▶ **Task prompt**
Within the data that follows, how many lines carry the string "Температура"? Give the number alone.

(Figure contents as structured data)

= = = = =

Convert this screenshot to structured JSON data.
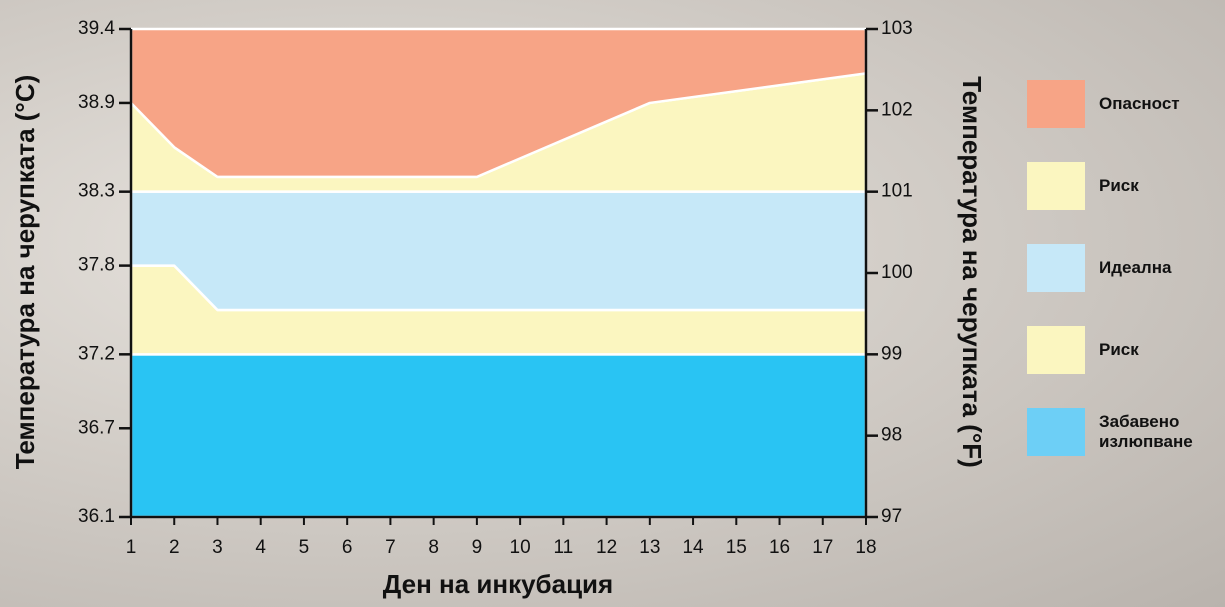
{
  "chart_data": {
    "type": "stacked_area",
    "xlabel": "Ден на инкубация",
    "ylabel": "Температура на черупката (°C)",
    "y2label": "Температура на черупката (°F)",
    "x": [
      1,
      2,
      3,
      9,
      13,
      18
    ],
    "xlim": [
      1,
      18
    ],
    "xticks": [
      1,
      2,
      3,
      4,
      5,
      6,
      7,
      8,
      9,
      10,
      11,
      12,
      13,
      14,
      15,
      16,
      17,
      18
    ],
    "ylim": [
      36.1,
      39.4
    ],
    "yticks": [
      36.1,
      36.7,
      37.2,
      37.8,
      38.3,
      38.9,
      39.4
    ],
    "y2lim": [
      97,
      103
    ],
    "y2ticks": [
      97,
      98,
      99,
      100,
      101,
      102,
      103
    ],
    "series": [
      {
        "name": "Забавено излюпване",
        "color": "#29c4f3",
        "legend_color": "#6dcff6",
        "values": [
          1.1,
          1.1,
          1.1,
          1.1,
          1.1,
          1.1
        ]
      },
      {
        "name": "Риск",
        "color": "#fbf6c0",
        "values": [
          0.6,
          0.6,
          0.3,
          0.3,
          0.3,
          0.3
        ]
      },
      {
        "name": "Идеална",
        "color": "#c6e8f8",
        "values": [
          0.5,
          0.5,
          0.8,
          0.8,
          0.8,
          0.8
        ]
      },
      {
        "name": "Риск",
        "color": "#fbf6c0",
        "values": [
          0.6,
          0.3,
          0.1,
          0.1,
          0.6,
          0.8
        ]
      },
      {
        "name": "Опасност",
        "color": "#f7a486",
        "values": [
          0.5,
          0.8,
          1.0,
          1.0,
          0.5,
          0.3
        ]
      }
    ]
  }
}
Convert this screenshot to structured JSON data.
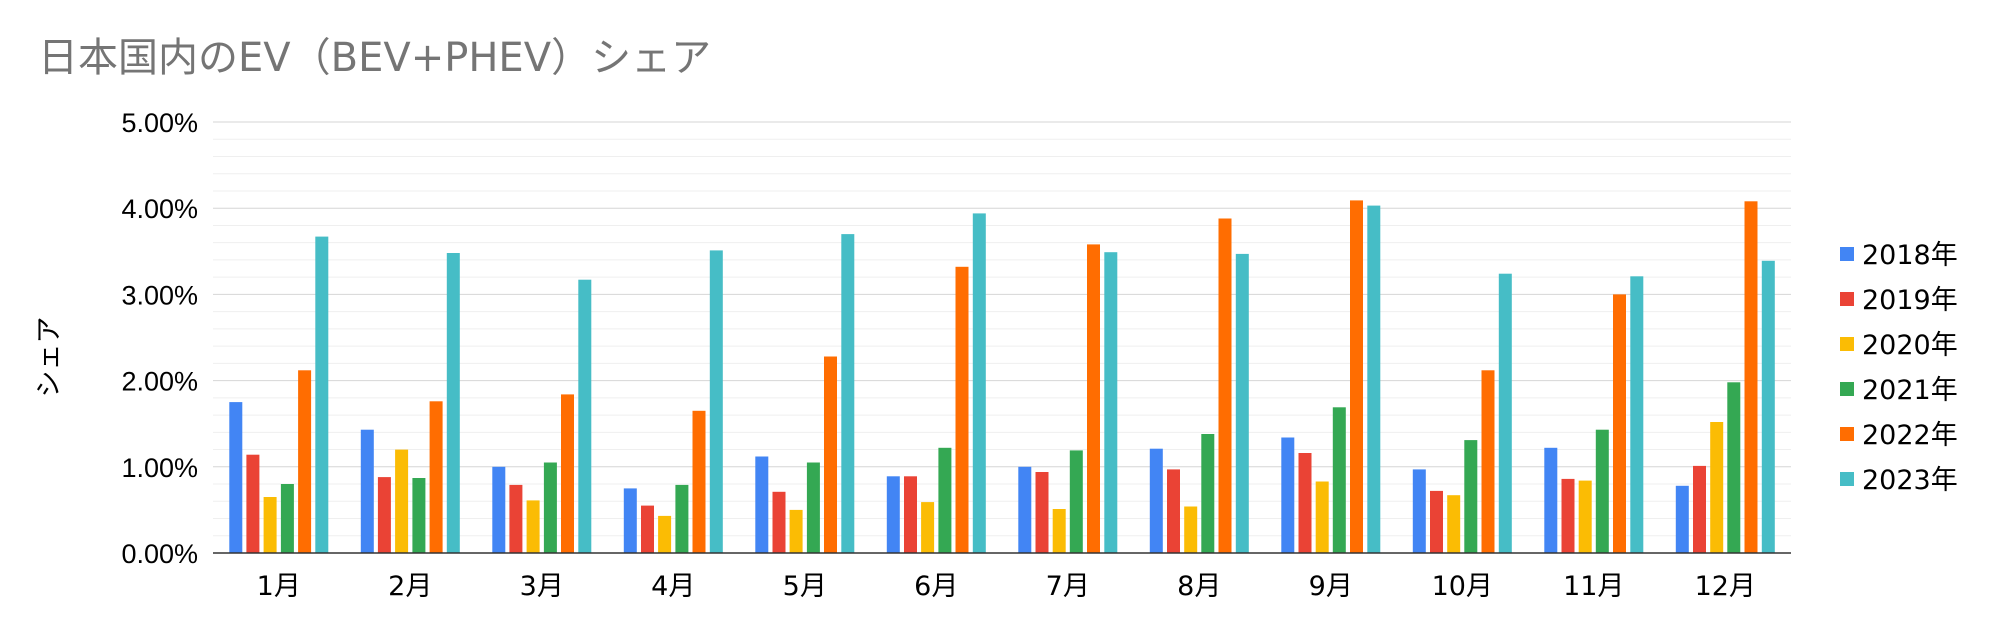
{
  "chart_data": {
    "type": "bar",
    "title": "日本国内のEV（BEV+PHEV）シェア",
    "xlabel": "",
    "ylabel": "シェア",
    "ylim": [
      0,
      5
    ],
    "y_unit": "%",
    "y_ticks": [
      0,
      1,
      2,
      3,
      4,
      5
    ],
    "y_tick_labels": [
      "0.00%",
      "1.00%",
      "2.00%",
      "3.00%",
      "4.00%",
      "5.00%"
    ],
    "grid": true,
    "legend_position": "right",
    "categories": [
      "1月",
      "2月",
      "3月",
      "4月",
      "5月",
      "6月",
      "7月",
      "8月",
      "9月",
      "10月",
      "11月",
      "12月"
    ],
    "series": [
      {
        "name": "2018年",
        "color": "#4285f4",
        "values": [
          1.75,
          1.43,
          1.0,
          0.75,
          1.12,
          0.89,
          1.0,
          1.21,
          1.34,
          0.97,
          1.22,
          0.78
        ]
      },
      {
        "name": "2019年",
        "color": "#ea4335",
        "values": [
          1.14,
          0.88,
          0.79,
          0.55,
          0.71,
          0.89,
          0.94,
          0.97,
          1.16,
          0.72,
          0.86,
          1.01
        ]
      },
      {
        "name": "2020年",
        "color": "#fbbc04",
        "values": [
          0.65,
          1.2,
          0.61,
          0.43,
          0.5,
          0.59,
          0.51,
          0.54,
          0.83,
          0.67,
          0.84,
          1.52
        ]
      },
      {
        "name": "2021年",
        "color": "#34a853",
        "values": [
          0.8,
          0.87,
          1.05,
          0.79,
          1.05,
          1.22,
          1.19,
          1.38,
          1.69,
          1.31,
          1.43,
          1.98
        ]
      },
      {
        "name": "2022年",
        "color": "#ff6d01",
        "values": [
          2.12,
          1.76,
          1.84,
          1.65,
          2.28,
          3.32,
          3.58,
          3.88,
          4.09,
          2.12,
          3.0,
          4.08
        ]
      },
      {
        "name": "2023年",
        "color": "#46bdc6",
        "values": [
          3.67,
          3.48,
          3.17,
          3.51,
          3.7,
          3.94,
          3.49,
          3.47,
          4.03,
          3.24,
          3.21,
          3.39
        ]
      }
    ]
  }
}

= = = = =

▶ **Task solution**
2